» Problem to work on
Extract the lines of the records starting at the one containing "colorbar-label: 5 <box>805 219 813 234</box>" and ending at the one containing "colorbar-swatch <box>784 264 798 286</box>", and reproduce them verbatim, including both end lines.

[Visual layout annotation data]
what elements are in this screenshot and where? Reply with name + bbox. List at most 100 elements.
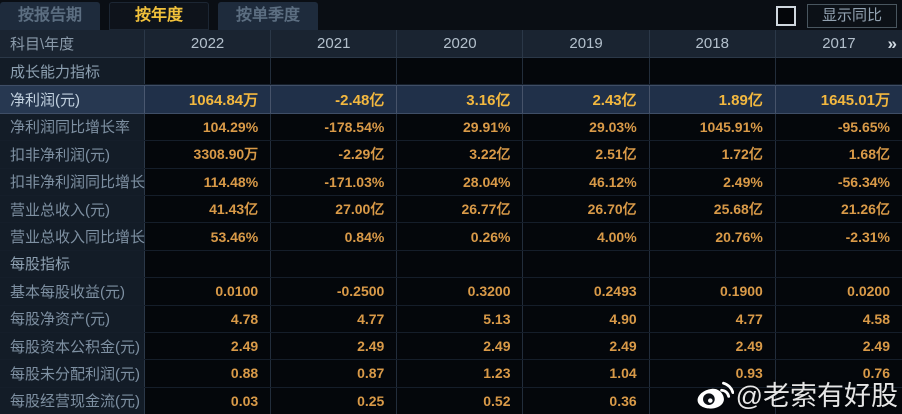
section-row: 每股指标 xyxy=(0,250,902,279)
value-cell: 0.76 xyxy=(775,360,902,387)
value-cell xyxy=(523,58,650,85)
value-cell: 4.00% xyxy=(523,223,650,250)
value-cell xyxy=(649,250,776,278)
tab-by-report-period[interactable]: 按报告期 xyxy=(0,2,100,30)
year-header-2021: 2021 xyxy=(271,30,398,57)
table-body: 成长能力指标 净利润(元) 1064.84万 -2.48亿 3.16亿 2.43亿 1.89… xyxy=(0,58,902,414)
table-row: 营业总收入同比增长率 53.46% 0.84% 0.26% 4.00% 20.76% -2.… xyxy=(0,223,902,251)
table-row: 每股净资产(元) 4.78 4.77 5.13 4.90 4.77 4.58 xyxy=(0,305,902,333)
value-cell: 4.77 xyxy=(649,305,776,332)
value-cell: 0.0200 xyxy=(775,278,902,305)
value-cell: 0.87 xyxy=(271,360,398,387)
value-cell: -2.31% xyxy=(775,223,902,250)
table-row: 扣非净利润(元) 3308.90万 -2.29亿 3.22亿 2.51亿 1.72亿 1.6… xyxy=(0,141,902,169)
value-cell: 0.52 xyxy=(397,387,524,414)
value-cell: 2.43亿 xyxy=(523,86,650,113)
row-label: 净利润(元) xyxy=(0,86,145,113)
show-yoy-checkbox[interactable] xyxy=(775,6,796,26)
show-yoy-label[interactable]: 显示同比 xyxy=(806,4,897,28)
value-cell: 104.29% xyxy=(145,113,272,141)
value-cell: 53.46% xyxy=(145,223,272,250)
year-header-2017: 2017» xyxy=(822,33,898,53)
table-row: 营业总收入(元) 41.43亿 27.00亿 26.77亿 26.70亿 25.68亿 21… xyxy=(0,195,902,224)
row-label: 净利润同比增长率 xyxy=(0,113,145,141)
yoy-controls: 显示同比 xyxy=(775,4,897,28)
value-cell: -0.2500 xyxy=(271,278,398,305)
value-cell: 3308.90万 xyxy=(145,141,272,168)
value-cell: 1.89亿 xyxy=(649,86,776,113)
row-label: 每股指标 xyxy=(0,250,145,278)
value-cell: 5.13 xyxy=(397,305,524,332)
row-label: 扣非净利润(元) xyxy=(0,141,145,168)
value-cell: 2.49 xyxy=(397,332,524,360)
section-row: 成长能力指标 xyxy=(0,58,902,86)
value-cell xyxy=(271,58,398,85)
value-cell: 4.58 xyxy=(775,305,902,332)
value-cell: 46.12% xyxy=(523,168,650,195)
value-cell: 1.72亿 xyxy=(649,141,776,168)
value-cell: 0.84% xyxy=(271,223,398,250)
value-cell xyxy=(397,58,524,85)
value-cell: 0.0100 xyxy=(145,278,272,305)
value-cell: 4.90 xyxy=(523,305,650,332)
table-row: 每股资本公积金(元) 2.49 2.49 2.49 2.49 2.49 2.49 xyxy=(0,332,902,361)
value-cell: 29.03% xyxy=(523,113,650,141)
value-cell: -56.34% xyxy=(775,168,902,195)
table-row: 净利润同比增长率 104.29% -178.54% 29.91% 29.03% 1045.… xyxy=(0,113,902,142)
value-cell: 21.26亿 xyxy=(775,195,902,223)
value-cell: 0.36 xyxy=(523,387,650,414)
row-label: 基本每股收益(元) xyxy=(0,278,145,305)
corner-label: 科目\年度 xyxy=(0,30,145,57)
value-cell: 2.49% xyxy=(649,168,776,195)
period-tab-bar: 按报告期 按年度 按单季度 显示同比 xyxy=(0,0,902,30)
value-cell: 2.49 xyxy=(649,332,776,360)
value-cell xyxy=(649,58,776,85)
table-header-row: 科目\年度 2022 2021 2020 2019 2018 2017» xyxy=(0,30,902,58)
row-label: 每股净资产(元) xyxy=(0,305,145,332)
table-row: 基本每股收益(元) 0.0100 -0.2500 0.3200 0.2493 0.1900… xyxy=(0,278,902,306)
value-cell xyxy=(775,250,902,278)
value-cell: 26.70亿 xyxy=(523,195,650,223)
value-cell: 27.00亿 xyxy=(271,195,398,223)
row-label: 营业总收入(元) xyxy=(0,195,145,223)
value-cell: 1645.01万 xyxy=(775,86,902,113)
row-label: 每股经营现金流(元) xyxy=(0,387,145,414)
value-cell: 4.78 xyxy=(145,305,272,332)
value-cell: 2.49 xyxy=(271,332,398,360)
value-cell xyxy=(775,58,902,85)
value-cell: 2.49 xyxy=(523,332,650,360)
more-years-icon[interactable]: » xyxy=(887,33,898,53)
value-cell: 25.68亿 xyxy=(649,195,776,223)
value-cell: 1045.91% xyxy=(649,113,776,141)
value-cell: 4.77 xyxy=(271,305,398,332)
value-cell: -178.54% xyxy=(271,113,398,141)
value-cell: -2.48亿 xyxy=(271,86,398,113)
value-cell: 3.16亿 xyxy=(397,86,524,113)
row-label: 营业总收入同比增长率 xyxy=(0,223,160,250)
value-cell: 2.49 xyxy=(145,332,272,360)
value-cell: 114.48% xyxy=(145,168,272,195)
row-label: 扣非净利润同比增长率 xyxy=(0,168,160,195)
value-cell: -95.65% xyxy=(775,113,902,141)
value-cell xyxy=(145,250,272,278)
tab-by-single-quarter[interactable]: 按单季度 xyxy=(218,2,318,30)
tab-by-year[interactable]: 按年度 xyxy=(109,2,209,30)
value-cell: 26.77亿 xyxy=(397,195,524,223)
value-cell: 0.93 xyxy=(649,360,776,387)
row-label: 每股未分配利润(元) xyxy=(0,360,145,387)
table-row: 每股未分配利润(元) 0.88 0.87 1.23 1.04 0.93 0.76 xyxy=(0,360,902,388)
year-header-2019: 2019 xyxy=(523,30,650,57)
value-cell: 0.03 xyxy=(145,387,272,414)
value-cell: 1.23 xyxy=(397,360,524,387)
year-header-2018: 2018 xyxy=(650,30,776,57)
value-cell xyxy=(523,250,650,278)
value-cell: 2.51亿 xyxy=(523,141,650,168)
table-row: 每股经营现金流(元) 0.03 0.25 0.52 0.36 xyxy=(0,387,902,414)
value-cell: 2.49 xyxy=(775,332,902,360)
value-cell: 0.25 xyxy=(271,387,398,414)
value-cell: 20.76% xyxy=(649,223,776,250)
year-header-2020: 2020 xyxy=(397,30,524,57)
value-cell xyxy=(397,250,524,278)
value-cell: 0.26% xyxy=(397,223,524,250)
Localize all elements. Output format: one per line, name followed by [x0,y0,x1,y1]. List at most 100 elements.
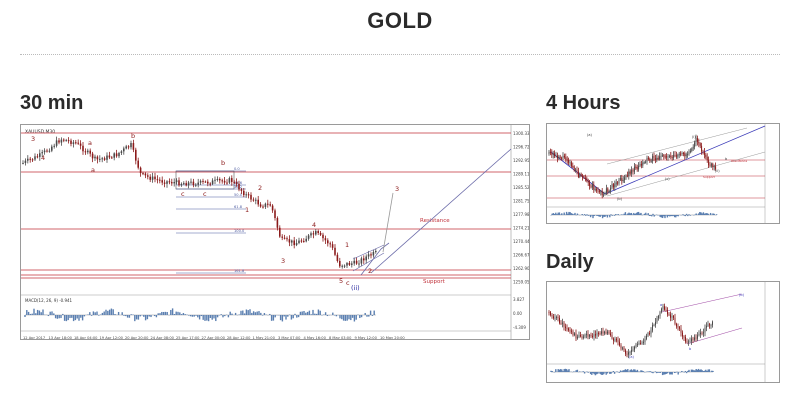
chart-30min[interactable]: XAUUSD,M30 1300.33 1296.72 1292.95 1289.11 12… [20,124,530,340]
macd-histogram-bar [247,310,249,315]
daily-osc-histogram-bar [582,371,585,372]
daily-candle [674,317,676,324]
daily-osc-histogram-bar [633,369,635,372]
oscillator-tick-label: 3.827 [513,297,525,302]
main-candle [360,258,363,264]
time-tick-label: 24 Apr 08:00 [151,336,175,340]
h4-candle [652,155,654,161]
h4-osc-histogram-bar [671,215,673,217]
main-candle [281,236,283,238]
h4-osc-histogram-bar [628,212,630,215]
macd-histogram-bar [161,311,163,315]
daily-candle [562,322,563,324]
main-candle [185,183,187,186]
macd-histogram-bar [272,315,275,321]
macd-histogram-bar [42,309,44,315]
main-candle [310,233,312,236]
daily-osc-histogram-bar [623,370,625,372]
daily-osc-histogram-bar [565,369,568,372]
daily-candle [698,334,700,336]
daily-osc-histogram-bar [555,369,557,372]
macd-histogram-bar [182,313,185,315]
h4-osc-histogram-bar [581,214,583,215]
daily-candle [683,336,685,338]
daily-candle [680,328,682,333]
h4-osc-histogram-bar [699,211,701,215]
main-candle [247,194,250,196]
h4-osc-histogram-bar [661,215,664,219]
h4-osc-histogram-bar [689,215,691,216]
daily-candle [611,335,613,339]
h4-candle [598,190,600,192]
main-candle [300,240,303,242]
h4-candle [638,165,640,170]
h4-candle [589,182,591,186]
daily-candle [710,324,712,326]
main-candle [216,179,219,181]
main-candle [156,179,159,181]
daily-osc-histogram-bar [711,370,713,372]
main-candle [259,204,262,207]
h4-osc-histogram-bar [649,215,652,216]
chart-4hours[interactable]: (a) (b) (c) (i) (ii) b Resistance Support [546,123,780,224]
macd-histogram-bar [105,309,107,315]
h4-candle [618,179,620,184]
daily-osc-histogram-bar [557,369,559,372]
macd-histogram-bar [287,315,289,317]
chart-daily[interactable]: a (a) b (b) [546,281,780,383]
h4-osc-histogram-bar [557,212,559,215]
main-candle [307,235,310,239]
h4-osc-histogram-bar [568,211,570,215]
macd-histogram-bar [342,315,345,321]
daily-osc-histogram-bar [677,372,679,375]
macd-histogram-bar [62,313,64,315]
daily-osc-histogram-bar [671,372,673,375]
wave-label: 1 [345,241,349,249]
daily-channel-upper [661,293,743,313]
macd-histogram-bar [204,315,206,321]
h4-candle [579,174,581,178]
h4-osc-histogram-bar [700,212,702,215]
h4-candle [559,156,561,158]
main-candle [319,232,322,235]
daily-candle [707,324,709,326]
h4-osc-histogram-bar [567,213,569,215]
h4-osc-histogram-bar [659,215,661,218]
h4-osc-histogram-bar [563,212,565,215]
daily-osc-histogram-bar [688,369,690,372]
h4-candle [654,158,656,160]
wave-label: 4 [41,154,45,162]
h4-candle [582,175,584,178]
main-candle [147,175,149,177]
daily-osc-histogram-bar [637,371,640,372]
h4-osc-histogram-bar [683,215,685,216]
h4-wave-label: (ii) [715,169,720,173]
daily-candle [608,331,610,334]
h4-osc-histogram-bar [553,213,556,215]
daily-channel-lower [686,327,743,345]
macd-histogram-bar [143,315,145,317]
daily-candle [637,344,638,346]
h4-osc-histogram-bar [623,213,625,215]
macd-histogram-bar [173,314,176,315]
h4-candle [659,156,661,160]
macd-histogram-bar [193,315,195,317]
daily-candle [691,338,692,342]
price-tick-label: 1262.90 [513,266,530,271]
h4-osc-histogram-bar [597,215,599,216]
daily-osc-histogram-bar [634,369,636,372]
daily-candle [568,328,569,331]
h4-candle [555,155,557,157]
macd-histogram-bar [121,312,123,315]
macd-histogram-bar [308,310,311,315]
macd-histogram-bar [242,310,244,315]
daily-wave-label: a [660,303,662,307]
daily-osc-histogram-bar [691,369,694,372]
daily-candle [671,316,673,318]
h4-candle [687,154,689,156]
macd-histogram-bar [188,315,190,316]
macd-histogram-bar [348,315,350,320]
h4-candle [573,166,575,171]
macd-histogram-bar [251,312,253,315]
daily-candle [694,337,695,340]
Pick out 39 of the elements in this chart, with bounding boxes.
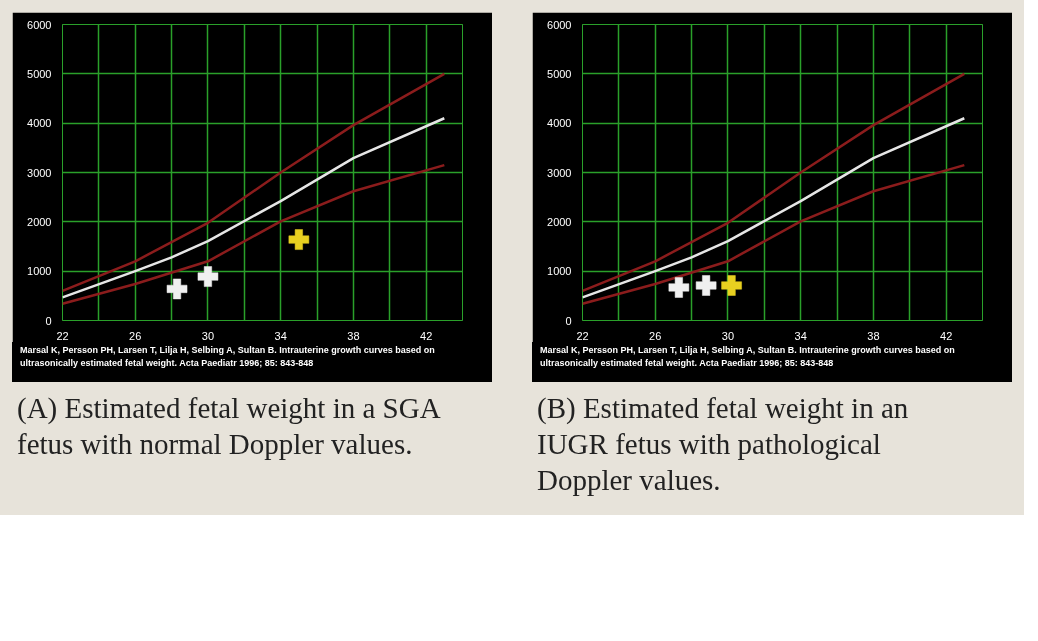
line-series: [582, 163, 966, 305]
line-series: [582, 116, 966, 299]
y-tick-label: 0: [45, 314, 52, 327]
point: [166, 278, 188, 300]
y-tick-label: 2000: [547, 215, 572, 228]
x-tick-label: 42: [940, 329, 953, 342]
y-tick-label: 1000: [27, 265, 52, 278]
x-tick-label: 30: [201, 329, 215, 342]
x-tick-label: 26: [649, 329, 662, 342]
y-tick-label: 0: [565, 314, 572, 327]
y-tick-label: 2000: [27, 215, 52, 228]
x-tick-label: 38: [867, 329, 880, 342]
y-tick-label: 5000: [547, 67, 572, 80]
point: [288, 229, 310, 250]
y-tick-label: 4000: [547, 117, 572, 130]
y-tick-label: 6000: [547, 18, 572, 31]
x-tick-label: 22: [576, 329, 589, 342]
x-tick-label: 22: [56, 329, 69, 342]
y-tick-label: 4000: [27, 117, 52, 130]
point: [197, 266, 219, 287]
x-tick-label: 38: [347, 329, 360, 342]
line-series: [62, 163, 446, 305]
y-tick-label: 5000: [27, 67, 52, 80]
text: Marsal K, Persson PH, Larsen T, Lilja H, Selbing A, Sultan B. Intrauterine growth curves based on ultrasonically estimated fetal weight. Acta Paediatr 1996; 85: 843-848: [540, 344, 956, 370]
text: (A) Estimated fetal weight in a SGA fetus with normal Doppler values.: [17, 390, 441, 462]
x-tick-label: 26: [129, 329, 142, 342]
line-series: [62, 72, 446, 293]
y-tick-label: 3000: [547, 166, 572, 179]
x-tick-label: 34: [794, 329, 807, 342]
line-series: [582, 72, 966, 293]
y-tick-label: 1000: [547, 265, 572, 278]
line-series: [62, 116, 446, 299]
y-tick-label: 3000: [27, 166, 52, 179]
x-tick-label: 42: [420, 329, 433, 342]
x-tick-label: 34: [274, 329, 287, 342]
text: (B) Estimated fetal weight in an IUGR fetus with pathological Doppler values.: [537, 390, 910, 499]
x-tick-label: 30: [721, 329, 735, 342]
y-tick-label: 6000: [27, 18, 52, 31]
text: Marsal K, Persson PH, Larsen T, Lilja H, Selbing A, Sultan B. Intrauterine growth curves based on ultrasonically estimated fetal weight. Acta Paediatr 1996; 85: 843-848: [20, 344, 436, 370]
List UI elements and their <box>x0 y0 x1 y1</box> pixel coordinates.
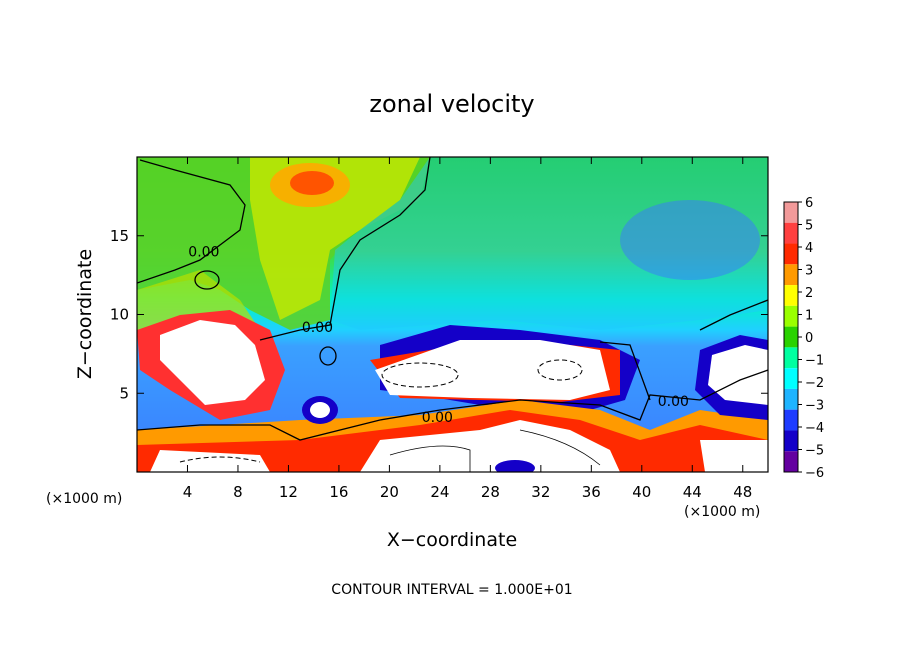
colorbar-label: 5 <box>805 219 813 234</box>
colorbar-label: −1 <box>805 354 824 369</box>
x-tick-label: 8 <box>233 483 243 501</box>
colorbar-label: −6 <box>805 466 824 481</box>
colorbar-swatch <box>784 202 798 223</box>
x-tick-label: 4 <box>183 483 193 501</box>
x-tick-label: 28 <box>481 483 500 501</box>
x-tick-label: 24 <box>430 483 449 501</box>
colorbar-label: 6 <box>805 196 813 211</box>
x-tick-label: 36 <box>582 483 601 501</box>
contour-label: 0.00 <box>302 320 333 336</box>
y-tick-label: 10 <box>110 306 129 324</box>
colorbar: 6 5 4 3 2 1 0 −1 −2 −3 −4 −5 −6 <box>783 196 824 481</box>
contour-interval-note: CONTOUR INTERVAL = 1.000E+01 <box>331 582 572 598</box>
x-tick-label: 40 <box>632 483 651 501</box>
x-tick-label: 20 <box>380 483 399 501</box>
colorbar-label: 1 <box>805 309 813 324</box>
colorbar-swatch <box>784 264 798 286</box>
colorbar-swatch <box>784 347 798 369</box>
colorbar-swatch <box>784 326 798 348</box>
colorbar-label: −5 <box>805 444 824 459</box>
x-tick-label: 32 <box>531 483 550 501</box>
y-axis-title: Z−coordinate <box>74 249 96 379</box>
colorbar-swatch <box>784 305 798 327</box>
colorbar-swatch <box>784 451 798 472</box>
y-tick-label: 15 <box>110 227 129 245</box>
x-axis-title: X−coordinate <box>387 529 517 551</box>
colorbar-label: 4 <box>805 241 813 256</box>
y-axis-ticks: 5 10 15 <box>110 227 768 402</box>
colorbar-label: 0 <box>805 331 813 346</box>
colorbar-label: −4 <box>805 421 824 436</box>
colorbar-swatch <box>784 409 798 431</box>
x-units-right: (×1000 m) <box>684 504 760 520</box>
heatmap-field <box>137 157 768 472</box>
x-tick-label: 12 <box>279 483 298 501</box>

» Full solution
colorbar-label: 5 <box>805 219 813 234</box>
colorbar-label: −1 <box>805 354 824 369</box>
x-tick-label: 8 <box>233 483 243 501</box>
colorbar-label: −6 <box>805 466 824 481</box>
colorbar-swatch <box>784 202 798 223</box>
x-tick-label: 4 <box>183 483 193 501</box>
x-tick-label: 28 <box>481 483 500 501</box>
x-tick-label: 24 <box>430 483 449 501</box>
colorbar-label: 6 <box>805 196 813 211</box>
x-tick-label: 36 <box>582 483 601 501</box>
contour-label: 0.00 <box>302 320 333 336</box>
y-tick-label: 10 <box>110 306 129 324</box>
colorbar: 6 5 4 3 2 1 0 −1 −2 −3 −4 −5 −6 <box>783 196 824 481</box>
contour-interval-note: CONTOUR INTERVAL = 1.000E+01 <box>331 582 572 598</box>
x-tick-label: 40 <box>632 483 651 501</box>
x-tick-label: 20 <box>380 483 399 501</box>
colorbar-label: 1 <box>805 309 813 324</box>
colorbar-swatch <box>784 264 798 286</box>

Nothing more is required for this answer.